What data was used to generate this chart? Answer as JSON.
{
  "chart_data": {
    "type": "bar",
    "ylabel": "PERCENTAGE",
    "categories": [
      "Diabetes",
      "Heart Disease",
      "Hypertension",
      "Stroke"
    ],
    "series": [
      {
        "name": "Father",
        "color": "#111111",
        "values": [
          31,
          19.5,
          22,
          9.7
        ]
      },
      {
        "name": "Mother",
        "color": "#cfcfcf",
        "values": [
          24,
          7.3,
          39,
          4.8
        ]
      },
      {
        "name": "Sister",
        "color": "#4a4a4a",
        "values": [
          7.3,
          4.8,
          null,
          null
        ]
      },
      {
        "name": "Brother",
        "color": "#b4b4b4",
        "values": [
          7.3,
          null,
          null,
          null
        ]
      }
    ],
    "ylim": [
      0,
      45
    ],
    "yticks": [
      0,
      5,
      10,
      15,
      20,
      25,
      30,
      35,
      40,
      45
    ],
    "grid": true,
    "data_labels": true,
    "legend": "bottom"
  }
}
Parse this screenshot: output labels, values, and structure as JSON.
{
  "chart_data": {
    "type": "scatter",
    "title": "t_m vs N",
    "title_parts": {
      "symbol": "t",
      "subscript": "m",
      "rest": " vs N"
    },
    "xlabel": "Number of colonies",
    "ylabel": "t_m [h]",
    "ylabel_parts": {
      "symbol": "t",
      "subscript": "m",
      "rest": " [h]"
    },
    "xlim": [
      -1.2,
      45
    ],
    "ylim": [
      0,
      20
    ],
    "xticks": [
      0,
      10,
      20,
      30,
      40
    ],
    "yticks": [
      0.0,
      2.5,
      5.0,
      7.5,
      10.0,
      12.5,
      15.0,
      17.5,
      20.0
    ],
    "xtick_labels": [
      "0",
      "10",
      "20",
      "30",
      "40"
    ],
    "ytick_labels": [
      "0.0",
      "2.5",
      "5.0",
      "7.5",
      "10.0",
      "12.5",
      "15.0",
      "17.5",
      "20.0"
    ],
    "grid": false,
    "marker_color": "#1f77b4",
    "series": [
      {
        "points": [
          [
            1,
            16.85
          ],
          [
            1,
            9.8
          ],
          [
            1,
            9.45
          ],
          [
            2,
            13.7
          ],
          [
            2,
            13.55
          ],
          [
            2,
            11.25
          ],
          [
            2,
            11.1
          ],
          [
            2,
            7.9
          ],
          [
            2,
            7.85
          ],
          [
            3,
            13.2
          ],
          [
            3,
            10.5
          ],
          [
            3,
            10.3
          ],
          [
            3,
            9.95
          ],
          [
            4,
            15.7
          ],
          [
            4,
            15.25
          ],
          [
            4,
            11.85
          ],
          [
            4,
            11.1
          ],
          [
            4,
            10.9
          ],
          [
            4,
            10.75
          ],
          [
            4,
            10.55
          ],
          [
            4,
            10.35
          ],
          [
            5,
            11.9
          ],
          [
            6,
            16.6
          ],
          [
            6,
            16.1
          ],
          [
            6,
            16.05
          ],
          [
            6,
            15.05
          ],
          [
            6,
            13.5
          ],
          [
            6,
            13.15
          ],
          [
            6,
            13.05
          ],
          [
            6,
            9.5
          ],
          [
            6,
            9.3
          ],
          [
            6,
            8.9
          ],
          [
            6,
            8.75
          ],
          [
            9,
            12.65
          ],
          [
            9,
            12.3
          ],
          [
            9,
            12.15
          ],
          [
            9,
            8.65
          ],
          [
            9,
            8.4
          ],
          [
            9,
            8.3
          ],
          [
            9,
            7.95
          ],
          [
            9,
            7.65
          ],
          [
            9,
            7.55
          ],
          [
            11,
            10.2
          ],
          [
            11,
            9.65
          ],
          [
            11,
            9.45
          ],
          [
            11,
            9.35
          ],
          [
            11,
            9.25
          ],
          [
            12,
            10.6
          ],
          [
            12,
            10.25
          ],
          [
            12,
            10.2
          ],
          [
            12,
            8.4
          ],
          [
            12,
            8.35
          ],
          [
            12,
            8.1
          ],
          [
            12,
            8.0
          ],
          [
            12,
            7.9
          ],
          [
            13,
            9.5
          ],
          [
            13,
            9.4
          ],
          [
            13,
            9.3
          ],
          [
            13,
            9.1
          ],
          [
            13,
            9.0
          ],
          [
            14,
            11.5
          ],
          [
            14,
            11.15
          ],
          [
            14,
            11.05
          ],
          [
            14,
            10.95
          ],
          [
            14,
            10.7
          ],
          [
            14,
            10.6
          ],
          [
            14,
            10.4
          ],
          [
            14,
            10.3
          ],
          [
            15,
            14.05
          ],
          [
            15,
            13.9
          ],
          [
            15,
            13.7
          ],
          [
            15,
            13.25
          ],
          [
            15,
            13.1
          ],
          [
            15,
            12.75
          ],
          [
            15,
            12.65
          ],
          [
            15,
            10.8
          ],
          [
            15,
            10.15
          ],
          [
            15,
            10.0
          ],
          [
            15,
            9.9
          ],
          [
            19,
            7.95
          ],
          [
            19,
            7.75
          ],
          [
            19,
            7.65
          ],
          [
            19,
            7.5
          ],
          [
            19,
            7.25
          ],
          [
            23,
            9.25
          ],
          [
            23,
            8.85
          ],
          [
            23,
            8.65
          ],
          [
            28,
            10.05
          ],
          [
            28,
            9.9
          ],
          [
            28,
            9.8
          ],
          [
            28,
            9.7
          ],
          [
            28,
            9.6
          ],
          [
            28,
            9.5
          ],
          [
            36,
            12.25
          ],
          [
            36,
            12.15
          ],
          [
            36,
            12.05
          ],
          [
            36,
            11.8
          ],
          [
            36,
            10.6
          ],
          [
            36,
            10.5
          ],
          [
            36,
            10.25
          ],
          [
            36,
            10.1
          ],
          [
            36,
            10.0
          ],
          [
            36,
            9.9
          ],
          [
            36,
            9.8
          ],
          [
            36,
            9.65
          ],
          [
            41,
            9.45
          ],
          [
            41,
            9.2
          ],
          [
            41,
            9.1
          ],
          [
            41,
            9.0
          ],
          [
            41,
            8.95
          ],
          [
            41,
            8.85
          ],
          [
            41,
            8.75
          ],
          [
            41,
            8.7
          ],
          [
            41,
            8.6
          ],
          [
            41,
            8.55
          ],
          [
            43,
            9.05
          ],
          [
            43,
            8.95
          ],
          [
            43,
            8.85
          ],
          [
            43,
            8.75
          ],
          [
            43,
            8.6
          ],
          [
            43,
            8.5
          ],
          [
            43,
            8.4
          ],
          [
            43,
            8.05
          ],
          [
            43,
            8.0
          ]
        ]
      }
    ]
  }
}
——————
> **WHAT IS BEING ASKED**
Your answer should be one number: how many lines of the listing include the word "JSON".

> **WRITTEN ANSWER**
2